___ Data shown ___

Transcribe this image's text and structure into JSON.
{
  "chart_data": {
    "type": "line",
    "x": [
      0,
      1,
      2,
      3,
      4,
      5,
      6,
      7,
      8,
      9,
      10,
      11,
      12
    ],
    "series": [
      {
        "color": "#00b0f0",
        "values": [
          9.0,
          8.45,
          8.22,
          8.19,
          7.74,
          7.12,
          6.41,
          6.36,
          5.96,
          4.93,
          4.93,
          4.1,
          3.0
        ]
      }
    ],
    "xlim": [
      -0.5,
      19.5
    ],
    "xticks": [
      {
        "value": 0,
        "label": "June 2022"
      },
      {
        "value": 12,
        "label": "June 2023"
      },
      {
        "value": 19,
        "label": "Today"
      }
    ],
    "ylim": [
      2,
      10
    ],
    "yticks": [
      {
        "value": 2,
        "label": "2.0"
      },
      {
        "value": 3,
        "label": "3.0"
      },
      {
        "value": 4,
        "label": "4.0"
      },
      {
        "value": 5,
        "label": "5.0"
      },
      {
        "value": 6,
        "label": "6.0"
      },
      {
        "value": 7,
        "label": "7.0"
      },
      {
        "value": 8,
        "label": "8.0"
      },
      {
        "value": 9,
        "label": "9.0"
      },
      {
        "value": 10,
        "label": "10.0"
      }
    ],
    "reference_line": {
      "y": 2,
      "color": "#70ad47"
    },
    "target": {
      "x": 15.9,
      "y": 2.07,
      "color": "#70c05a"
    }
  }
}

___

Reproduce the material above without altering a single character.

[Exercise result]
Transcribe this image's text and structure into JSON.
{
  "chart_data": {
    "type": "line",
    "x": [
      0,
      1,
      2,
      3,
      4,
      5,
      6,
      7,
      8,
      9,
      10,
      11,
      12
    ],
    "series": [
      {
        "color": "#00b0f0",
        "values": [
          9.0,
          8.45,
          8.22,
          8.19,
          7.74,
          7.12,
          6.41,
          6.36,
          5.96,
          4.93,
          4.93,
          4.1,
          3.0
        ]
      }
    ],
    "xlim": [
      -0.5,
      19.5
    ],
    "xticks": [
      {
        "value": 0,
        "label": "June 2022"
      },
      {
        "value": 12,
        "label": "June 2023"
      },
      {
        "value": 19,
        "label": "Today"
      }
    ],
    "ylim": [
      2,
      10
    ],
    "yticks": [
      {
        "value": 2,
        "label": "2.0"
      },
      {
        "value": 3,
        "label": "3.0"
      },
      {
        "value": 4,
        "label": "4.0"
      },
      {
        "value": 5,
        "label": "5.0"
      },
      {
        "value": 6,
        "label": "6.0"
      },
      {
        "value": 7,
        "label": "7.0"
      },
      {
        "value": 8,
        "label": "8.0"
      },
      {
        "value": 9,
        "label": "9.0"
      },
      {
        "value": 10,
        "label": "10.0"
      }
    ],
    "reference_line": {
      "y": 2,
      "color": "#70ad47"
    },
    "target": {
      "x": 15.9,
      "y": 2.07,
      "color": "#70c05a"
    }
  }
}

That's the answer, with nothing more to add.